— Start of MATERIAL FOR THIS EXERCISE —

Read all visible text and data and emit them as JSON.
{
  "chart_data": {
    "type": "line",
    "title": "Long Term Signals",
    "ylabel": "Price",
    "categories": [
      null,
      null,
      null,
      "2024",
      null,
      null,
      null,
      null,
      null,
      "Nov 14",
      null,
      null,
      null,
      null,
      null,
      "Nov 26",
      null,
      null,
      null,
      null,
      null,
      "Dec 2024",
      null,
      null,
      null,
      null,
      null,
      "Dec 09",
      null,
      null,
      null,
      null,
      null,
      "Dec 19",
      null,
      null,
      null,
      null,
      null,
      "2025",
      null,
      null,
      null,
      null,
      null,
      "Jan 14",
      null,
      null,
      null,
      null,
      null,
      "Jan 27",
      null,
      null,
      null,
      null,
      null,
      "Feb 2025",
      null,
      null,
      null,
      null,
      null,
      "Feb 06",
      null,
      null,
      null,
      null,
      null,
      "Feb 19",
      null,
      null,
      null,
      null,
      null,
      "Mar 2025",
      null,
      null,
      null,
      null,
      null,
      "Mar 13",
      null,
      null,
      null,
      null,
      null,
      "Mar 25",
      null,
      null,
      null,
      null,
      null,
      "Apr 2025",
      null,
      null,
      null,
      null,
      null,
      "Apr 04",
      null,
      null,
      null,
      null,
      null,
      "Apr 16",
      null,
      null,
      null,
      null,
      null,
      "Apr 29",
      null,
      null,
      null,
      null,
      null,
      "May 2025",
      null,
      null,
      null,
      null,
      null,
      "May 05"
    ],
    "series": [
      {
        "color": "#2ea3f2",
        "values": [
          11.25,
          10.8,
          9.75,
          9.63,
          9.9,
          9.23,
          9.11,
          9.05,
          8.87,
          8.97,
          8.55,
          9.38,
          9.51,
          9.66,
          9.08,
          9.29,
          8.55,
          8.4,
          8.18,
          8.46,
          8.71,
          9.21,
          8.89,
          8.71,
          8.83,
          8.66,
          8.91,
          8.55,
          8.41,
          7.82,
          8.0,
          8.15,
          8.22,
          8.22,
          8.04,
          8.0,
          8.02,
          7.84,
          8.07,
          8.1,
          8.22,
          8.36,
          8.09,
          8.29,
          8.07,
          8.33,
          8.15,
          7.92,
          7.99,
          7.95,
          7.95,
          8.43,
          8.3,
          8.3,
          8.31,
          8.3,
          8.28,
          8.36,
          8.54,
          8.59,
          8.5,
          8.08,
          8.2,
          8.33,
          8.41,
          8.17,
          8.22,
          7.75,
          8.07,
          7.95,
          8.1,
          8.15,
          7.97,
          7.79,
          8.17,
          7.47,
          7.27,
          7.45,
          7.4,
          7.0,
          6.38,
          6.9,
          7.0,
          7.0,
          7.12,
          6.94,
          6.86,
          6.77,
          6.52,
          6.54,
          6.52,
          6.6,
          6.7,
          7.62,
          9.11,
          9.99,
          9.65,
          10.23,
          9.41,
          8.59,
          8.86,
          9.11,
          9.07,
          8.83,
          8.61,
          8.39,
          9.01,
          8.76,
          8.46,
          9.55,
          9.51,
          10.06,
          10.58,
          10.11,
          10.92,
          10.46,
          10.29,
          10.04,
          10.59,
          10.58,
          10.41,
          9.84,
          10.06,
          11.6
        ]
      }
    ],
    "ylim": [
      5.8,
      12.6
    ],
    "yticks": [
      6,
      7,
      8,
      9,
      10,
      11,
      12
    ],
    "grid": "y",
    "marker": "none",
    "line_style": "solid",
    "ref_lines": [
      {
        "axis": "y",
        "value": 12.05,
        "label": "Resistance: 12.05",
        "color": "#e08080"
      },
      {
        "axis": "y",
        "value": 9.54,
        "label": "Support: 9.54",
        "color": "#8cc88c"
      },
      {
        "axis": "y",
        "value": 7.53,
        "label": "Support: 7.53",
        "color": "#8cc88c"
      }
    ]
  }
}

— End of MATERIAL FOR THIS EXERCISE —

WHAT IS ASKED: Which lines in the data above contain "Support"? Show each one.

PROBLEM SOLUTION:
        "label": "Support: 9.54",
        "label": "Support: 7.53",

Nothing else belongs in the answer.